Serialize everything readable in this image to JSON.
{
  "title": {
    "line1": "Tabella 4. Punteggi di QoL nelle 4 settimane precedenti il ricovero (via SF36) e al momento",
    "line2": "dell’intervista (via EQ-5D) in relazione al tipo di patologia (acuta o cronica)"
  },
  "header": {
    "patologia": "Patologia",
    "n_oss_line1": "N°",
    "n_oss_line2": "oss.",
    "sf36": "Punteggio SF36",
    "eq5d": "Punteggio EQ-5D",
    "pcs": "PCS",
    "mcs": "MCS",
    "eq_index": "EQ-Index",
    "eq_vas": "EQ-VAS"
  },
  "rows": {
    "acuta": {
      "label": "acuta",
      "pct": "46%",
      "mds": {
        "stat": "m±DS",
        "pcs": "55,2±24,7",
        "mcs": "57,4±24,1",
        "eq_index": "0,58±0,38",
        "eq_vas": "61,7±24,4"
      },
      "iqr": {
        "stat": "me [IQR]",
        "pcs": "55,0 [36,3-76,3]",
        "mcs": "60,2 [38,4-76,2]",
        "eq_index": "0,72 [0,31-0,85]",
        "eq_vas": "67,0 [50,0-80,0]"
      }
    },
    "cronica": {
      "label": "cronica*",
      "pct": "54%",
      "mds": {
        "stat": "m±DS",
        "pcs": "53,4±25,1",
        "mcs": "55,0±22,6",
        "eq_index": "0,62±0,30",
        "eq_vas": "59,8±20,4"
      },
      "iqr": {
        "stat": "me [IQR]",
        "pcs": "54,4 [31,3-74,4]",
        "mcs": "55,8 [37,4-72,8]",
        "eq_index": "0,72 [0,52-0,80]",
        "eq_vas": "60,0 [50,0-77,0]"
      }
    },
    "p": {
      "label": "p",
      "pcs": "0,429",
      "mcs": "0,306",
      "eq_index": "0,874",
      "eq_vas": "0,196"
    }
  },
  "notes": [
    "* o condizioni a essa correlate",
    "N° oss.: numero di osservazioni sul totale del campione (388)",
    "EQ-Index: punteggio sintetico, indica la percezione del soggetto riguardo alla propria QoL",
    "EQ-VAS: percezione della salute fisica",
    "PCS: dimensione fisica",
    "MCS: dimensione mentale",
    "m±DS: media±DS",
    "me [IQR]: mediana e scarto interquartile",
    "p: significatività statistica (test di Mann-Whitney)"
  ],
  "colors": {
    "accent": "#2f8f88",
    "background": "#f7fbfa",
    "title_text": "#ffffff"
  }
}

EXERCISE BRIEF >> Reply with only the number of lines in the entries that contain the word "acuta".

TASK RESULT >> 3